**What is required:**
Make an exact copy of all the data.

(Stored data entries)
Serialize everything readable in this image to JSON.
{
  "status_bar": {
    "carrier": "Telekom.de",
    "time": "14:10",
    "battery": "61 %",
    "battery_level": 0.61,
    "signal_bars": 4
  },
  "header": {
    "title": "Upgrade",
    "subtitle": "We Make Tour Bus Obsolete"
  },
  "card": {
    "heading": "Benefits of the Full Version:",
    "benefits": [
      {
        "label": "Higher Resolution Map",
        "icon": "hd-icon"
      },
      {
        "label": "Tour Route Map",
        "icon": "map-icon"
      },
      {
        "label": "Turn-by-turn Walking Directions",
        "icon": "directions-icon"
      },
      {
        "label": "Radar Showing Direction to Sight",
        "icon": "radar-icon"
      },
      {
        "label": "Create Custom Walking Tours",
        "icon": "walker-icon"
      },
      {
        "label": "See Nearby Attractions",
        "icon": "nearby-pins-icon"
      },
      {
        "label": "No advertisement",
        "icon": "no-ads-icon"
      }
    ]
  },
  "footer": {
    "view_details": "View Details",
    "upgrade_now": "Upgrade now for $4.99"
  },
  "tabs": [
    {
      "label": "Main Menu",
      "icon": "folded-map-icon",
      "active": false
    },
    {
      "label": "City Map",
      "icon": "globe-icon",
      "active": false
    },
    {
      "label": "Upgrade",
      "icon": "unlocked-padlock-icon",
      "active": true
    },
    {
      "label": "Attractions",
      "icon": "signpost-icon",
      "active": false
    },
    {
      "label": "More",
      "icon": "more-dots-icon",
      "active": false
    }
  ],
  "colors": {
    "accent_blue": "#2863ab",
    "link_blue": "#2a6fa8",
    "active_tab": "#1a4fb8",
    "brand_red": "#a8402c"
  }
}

**Result of this exercise:**
Serialize everything readable in this image to JSON.
{
  "status_bar": {
    "carrier": "Telekom.de",
    "time": "14:10",
    "battery": "61 %",
    "battery_level": 0.61,
    "signal_bars": 4
  },
  "header": {
    "title": "Upgrade",
    "subtitle": "We Make Tour Bus Obsolete"
  },
  "card": {
    "heading": "Benefits of the Full Version:",
    "benefits": [
      {
        "label": "Higher Resolution Map",
        "icon": "hd-icon"
      },
      {
        "label": "Tour Route Map",
        "icon": "map-icon"
      },
      {
        "label": "Turn-by-turn Walking Directions",
        "icon": "directions-icon"
      },
      {
        "label": "Radar Showing Direction to Sight",
        "icon": "radar-icon"
      },
      {
        "label": "Create Custom Walking Tours",
        "icon": "walker-icon"
      },
      {
        "label": "See Nearby Attractions",
        "icon": "nearby-pins-icon"
      },
      {
        "label": "No advertisement",
        "icon": "no-ads-icon"
      }
    ]
  },
  "footer": {
    "view_details": "View Details",
    "upgrade_now": "Upgrade now for $4.99"
  },
  "tabs": [
    {
      "label": "Main Menu",
      "icon": "folded-map-icon",
      "active": false
    },
    {
      "label": "City Map",
      "icon": "globe-icon",
      "active": false
    },
    {
      "label": "Upgrade",
      "icon": "unlocked-padlock-icon",
      "active": true
    },
    {
      "label": "Attractions",
      "icon": "signpost-icon",
      "active": false
    },
    {
      "label": "More",
      "icon": "more-dots-icon",
      "active": false
    }
  ],
  "colors": {
    "accent_blue": "#2863ab",
    "link_blue": "#2a6fa8",
    "active_tab": "#1a4fb8",
    "brand_red": "#a8402c"
  }
}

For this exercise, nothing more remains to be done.